◆ ОТРЫВОК

○ ○ ○ ○ ○ ○ ○

Гоминьдан был заурядной капиталистической партией. Все его «особенности», на которые указывали тов. Бухарин и Сталин, сводились к тому, что эти товарищи забыли, как выглядели все буржуазные партии во время всех буржуазных революций. Прочтите брошюру Ленина «Победа кадетов» (т. VTI, ч. 1, с. 95-102), главу «Что такое представляет собой партия народной свободы» и Вы увидите, как отступают особенности Гоминьдана и выступает то, что его объединяет со всеми крупными партиями буржуазных революций.

А что представлял собой левый Гоминьдан? Это были народные массы, выходящие из-под влияния крупной буржуазии, и несколько говорунов, вроде Ю Южена[383] или благочестивого джентельме-на Юга Ван Цзинвея, которые, повторяя старые радикальные го-миньдановские фразы, ничего так не боялись, как остаться с глазу на глаз с рабоче-крестьянскими массами.

Самое комичное — это было сравнивать этих людей хотя бы с эсерами и надеяться, что они повернут на мужика. Я два часа толковал с Ю Юженом об истории тайпинского восстания, что было очень трудно, ибо, как Вам известно, Ю Южен так любит сам говорить, что даже ночью просыпается от разговоров с собой. Когда наконец мне удалось преодолеть его сопротивление и заставить его слушать, он, выслушав все, сказал мне: «Да, это были бандиты».

Левый Гоминьдан не имел никакой интеллигенции, связанной с крестьянством, он никогда не интересовался крестьянским вопросом, в то время как народничество выросло на крестьянском вопросе и, по крайней мере, хотело быть крестьянской партией. Банкротство левого Гоминьдана не является банкротством демократической мелкой буржуазии, ибо левый Гоминьдан никогда этой демократии не представлял. Нельзя поэтому делать из банкротства левого Гоминьдана вывода, что революционно-демократический период китайской революции уже кончился. Я думаю, что он только начинается.

Означает ли это, что китайское крестьянство непременно выкристаллизует свою особую партию, которая будет нашим союзником в революции и участником в правительстве революционно-демократической диктатуры? Очень может быть, что развитие крестьянского движения пойдет под руководством компартии и под ее флагом. Но что изменится в соотношении классов, если представители крестьянства в руководстве движением или в революционном правительстве будут называться коммунистами или даже будут думать, что они коммунисты? От этого они не перестанут быть представителями крестьянства. Классов, на которые опираешься, нельзя перескочить при помощи шеста и силлогизмов.

○ ○ ○ ○ ○ ○ ○

◆ ПРЕДСТАВЛЕННЫЕ МАТЕРИАЛЫ
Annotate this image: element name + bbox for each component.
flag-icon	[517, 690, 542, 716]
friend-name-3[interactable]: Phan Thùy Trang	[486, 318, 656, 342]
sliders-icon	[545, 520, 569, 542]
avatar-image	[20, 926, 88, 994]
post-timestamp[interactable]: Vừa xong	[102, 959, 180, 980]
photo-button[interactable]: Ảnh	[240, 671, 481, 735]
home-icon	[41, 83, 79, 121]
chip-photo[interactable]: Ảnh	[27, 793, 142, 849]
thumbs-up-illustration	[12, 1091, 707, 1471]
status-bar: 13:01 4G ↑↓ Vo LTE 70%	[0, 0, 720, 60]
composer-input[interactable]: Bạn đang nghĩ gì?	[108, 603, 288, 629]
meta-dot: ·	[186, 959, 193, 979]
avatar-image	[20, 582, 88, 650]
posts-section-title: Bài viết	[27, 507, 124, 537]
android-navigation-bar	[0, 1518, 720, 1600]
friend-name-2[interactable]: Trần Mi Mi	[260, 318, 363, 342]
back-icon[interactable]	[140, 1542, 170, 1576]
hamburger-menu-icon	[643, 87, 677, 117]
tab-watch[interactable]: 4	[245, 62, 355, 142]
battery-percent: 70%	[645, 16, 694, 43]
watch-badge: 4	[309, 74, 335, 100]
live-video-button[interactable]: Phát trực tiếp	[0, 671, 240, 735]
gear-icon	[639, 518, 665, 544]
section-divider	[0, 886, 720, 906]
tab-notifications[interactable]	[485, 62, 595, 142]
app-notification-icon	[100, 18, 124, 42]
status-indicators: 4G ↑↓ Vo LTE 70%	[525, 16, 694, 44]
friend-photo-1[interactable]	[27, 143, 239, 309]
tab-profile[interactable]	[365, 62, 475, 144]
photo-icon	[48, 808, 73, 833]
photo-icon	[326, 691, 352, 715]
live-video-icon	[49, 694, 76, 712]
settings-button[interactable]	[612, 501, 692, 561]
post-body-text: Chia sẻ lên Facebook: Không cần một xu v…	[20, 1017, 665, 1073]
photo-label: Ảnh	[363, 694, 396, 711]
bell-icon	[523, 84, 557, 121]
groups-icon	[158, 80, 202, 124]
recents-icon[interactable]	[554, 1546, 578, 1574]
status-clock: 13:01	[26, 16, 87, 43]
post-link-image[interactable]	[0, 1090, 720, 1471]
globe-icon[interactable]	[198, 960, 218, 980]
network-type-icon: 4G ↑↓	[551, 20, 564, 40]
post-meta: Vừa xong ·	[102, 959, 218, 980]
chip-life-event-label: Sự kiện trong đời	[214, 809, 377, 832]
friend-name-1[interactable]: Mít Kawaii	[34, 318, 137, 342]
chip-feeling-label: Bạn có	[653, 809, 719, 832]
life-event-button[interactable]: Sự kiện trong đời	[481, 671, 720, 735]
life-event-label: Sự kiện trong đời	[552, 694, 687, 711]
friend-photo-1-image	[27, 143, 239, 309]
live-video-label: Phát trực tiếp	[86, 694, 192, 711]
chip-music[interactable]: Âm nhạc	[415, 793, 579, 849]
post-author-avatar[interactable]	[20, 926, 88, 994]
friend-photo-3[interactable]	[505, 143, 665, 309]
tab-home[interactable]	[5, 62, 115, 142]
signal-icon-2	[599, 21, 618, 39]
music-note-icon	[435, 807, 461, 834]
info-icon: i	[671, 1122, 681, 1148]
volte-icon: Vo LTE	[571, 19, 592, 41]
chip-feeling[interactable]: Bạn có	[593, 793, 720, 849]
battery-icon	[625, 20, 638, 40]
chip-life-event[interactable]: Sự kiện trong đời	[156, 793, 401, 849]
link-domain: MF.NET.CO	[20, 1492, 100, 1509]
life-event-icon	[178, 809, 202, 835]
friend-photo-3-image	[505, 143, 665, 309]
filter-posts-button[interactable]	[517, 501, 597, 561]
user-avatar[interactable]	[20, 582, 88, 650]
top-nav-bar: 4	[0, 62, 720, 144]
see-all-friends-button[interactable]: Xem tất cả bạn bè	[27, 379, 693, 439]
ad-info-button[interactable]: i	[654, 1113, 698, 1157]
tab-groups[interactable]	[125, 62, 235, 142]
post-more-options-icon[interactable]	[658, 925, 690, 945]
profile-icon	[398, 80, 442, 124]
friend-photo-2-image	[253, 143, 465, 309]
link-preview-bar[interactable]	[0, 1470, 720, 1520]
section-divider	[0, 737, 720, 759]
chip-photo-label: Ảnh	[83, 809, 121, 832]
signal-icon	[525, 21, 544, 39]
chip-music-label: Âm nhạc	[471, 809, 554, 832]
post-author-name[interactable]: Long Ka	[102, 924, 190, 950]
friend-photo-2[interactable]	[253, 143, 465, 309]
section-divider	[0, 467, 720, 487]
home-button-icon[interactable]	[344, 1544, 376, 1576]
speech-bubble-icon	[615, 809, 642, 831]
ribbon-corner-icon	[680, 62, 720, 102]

○ ○ ○ ○ ○ ○ ○

◆ ВАША ЗАДАЧА
Ответьте по отрывку о Гоминьдане на три вопроса:
(a) Какую брошюру Ленина автор советует прочесть?
(b) Что сказал Ю Южен, выслушав рассказ об истории тайпинского восстания?
(c) Что, по мнению автора, происходит с революционно-демократическим периодом китайской революции?
Материалы не имеют отношения к отрывку.

◆ ПОЛЕ ОТВЕТА
(a) Брошюру «Победа кадетов».
(b) «Да, это были бандиты».
(c) Он только начинается.